- [GIVEN INSTRUCTION]
Please turn the material below into a numbered list with one entry per line, leaving out any blank lines.

- [INFORMATION SHOWN]
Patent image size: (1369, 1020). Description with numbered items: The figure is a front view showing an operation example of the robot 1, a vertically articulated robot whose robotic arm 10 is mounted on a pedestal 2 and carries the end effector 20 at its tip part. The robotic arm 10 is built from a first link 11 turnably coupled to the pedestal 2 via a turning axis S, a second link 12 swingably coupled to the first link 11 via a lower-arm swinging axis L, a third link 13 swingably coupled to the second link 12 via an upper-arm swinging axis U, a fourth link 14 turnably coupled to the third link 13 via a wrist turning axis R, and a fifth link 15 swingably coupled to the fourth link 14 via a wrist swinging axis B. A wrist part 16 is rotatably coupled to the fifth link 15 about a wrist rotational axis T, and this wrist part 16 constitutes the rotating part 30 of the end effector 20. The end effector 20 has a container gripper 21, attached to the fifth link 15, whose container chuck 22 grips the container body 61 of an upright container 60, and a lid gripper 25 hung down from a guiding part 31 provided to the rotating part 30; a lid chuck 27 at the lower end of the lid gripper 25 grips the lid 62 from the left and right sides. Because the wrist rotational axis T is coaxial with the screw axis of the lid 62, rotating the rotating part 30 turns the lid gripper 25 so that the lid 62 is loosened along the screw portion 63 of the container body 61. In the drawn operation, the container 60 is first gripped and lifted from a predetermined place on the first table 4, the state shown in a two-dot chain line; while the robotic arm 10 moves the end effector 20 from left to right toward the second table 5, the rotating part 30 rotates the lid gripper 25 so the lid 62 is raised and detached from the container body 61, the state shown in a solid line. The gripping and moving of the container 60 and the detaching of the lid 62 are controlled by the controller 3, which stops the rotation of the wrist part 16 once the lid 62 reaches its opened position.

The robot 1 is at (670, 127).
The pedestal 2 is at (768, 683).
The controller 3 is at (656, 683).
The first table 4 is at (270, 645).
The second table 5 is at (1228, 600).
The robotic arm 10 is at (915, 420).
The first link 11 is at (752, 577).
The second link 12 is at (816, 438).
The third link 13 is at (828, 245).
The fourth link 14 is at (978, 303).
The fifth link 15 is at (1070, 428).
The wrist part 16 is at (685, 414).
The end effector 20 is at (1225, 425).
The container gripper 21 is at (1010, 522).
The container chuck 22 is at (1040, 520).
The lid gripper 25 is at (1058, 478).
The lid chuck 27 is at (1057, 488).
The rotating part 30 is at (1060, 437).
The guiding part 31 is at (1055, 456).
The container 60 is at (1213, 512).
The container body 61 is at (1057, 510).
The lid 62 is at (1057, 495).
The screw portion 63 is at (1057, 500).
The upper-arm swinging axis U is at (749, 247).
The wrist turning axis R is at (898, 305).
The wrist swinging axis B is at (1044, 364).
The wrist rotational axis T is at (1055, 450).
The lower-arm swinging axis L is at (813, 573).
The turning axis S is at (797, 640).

- [OUTPUT FOR THIS EXERCISE]
1. Patent image size: (1369, 1020). Description with numbered items: The figure is a front view showing an operation example of the robot 1, a vertically articulated robot whose robotic arm 10 is mounted on a pedestal 2 and carries the end effector 20 at its tip part. The robotic arm 10 is built from a first link 11 turnably coupled to the pedestal 2 via a turning axis S, a second link 12 swingably coupled to the first link 11 via a lower-arm swinging axis L, a third link 13 swingably coupled to the second link 12 via an upper-arm swinging axis U, a fourth link 14 turnably coupled to the third link 13 via a wrist turning axis R, and a fifth link 15 swingably coupled to the fourth link 14 via a wrist swinging axis B. A wrist part 16 is rotatably coupled to the fifth link 15 about a wrist rotational axis T, and this wrist part 16 constitutes the rotating part 30 of the end effector 20. The end effector 20 has a container gripper 21, attached to the fifth link 15, whose container chuck 22 grips the container body 61 of an upright container 60, and a lid gripper 25 hung down from a guiding part 31 provided to the rotating part 30; a lid chuck 27 at the lower end of the lid gripper 25 grips the lid 62 from the left and right sides. Because the wrist rotational axis T is coaxial with the screw axis of the lid 62, rotating the rotating part 30 turns the lid gripper 25 so that the lid 62 is loosened along the screw portion 63 of the container body 61. In the drawn operation, the container 60 is first gripped and lifted from a predetermined place on the first table 4, the state shown in a two-dot chain line; while the robotic arm 10 moves the end effector 20 from left to right toward the second table 5, the rotating part 30 rotates the lid gripper 25 so the lid 62 is raised and detached from the container body 61, the state shown in a solid line. The gripping and moving of the container 60 and the detaching of the lid 62 are controlled by the controller 3, which stops the rotation of the wrist part 16 once the lid 62 reaches its opened position.
2. The robot 1 is at (670, 127).
3. The pedestal 2 is at (768, 683).
4. The controller 3 is at (656, 683).
5. The first table 4 is at (270, 645).
6. The second table 5 is at (1228, 600).
7. The robotic arm 10 is at (915, 420).
8. The first link 11 is at (752, 577).
9. The second link 12 is at (816, 438).
10. The third link 13 is at (828, 245).
11. The fourth link 14 is at (978, 303).
12. The fifth link 15 is at (1070, 428).
13. The wrist part 16 is at (685, 414).
14. The end effector 20 is at (1225, 425).
15. The container gripper 21 is at (1010, 522).
16. The container chuck 22 is at (1040, 520).
17. The lid gripper 25 is at (1058, 478).
18. The lid chuck 27 is at (1057, 488).
19. The rotating part 30 is at (1060, 437).
20. The guiding part 31 is at (1055, 456).
21. The container 60 is at (1213, 512).
22. The container body 61 is at (1057, 510).
23. The lid 62 is at (1057, 495).
24. The screw portion 63 is at (1057, 500).
25. The upper-arm swinging axis U is at (749, 247).
26. The wrist turning axis R is at (898, 305).
27. The wrist swinging axis B is at (1044, 364).
28. The wrist rotational axis T is at (1055, 450).
29. The lower-arm swinging axis L is at (813, 573).
30. The turning axis S is at (797, 640).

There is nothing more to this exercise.